### Descrição da tarefa:
Copie o texto sobre a Ritalina de "Até ao dia de" a "com estes miúdos.", substituindo "miúdos" por "alunos".

### Trecho do texto:
■ ■ ■

Até ao dia de hoje durante o período de aulas o Xavier a toma. Fazendo o descanso aos fins-de-semana e férias.
Muita gente crítica o facto de as crianças tomarem 'Ritalina', o que é certo é que não me arrependo nada de lha dar. Porquê? Porque a escola de hoje em dia não está preparada para aceitar este tipo de crianças. O diretor de turma dele deste ano diz que ele é "paradito - o que é uma pena!", e ele próprio concorda connosco sobre o facto de a culpa não ser das criança tomarem 'Ritalina'. É o sistema escolar que não está de acordo com estes miúdos.

■ ■ ■

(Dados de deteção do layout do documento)
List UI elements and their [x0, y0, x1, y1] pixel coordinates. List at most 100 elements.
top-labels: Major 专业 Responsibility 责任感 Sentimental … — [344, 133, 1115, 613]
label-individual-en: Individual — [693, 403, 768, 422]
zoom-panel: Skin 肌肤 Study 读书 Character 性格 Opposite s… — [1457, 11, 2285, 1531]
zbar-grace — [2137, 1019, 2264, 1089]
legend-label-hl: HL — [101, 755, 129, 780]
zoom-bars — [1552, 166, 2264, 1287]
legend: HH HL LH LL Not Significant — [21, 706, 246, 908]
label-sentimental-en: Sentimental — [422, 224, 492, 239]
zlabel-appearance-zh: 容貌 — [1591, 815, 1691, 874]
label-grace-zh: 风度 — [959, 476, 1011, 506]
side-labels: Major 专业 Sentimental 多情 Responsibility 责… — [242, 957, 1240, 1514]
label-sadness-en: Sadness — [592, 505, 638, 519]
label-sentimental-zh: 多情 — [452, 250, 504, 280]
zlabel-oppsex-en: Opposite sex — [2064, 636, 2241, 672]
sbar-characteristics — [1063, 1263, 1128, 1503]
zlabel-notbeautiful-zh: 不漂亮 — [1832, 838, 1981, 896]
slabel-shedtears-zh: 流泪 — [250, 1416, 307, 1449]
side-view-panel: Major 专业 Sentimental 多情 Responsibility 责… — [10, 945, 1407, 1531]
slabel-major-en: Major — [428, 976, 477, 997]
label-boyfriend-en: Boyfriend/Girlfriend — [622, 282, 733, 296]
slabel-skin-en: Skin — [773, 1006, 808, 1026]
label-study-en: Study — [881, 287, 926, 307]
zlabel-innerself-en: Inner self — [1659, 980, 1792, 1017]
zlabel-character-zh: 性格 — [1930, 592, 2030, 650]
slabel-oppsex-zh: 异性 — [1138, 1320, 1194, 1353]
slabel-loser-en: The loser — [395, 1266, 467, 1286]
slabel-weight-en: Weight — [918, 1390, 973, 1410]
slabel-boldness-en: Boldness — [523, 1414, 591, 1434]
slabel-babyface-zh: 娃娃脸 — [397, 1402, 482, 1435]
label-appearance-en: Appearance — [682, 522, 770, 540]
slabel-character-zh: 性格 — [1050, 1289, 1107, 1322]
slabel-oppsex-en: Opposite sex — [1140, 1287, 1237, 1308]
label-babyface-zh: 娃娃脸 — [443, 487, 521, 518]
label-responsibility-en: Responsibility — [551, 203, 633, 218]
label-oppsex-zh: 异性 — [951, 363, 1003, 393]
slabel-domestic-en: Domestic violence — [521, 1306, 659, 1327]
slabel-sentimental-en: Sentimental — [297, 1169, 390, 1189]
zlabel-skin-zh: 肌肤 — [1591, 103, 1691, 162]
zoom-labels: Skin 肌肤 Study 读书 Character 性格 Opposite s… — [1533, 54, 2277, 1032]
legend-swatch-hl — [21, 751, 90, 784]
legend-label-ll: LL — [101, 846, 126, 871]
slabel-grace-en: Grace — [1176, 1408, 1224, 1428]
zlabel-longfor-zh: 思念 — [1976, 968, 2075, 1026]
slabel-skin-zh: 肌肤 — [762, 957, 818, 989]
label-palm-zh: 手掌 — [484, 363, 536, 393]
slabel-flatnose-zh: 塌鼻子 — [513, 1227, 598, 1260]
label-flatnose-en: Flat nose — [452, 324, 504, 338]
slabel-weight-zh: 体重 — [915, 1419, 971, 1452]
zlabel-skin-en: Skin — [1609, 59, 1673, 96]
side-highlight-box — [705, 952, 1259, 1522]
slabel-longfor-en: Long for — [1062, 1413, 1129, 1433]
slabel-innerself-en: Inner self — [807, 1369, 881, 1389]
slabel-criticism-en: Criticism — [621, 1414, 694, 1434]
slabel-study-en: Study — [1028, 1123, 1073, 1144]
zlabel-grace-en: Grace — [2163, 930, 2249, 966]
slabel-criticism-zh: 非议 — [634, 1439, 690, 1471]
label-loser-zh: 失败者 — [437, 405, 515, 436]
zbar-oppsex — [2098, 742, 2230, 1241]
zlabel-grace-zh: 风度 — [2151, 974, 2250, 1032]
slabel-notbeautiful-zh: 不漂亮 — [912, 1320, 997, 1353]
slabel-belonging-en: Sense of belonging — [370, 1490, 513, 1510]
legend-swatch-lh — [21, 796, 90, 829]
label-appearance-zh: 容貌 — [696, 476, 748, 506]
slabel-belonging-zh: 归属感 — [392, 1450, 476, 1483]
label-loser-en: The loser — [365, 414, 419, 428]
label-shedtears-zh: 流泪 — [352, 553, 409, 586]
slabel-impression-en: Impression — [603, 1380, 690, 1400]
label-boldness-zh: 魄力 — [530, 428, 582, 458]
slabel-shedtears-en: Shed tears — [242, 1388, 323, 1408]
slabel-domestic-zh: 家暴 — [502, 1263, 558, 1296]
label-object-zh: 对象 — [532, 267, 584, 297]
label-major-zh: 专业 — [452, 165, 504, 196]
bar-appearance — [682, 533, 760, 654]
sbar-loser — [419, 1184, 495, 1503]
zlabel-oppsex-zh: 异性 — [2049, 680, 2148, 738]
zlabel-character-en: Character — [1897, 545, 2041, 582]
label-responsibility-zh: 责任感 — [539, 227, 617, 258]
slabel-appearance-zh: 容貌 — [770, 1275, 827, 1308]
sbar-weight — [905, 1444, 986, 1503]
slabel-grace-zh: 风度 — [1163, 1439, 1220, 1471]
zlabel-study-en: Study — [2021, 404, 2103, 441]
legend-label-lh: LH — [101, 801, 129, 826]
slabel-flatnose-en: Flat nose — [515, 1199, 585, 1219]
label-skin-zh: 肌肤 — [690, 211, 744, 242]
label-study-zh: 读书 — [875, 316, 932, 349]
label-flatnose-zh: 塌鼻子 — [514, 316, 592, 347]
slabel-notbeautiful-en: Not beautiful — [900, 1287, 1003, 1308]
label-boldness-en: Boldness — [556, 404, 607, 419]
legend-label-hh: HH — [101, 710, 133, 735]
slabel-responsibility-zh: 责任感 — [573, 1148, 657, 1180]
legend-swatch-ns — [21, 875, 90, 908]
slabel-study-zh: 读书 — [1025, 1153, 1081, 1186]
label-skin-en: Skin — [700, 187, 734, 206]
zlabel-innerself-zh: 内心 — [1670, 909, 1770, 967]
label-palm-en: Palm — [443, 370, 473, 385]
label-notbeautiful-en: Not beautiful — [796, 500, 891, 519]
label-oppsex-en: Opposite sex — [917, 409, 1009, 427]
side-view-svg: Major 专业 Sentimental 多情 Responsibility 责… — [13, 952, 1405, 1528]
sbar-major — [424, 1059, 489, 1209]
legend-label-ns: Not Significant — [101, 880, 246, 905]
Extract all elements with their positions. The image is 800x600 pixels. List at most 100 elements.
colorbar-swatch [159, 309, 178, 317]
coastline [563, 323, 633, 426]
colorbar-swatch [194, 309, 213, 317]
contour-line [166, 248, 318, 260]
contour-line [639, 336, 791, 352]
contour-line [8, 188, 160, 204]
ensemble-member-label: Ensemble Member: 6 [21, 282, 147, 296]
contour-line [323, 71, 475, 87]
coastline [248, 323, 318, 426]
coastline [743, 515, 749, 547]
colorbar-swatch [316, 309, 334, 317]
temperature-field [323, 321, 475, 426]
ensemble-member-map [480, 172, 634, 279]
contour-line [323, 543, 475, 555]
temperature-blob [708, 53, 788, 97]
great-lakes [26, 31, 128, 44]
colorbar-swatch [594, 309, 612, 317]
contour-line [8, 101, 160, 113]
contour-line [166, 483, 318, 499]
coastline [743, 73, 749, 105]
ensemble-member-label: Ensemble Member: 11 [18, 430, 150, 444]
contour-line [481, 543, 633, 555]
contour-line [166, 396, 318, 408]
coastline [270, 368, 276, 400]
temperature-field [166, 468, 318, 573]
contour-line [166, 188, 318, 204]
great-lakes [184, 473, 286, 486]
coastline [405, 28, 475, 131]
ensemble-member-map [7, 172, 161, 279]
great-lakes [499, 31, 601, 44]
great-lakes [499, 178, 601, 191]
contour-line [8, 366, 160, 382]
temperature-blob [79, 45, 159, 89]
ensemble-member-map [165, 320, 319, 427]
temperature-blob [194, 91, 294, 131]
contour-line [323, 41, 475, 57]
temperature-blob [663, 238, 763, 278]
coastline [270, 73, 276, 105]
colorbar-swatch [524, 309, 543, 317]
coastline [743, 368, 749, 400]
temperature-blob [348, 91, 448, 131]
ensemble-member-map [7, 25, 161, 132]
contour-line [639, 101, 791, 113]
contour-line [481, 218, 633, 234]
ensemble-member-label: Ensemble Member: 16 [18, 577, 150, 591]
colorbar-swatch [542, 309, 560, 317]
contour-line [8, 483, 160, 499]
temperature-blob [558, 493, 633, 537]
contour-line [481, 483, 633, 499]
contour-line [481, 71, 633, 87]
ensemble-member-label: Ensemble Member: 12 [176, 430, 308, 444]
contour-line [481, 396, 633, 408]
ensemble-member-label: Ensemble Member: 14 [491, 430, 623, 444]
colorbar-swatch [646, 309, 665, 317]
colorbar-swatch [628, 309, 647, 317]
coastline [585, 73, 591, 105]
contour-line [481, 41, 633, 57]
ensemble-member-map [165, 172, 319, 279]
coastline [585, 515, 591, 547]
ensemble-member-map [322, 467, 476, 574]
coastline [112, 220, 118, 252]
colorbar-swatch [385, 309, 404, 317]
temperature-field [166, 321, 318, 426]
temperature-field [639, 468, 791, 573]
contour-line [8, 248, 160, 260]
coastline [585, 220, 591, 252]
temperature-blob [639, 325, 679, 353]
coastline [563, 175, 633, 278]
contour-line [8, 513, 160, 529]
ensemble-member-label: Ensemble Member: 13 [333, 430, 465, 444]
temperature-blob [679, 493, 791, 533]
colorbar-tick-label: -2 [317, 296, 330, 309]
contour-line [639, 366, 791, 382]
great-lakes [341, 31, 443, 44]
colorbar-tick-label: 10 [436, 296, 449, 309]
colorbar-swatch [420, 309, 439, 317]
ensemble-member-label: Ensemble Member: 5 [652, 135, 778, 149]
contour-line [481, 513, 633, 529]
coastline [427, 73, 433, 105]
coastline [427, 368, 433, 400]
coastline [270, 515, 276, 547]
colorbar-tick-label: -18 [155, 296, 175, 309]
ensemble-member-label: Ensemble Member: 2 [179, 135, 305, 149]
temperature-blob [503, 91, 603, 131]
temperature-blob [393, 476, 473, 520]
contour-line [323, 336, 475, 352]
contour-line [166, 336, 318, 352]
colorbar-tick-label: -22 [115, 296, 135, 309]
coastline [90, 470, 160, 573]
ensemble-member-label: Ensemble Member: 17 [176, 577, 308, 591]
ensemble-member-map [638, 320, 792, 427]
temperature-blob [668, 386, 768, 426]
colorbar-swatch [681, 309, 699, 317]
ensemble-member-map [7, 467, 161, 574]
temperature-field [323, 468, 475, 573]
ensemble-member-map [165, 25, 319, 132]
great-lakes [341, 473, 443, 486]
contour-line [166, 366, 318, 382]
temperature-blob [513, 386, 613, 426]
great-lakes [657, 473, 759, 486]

■ ■ ■

### Solução:
Até ao dia de hoje durante o período de aulas o Xavier a toma. Fazendo o descanso aos fins-de-semana e férias.
Muita gente crítica o facto de as crianças tomarem 'Ritalina', o que é certo é que não me arrependo nada de lha dar. Porquê? Porque a escola de hoje em dia não está preparada para aceitar este tipo de crianças. O diretor de turma dele deste ano diz que ele é "paradito - o que é uma pena!", e ele próprio concorda connosco sobre o facto de a culpa não ser das criança tomarem 'Ritalina'. É o sistema escolar que não está de acordo com estes alunos.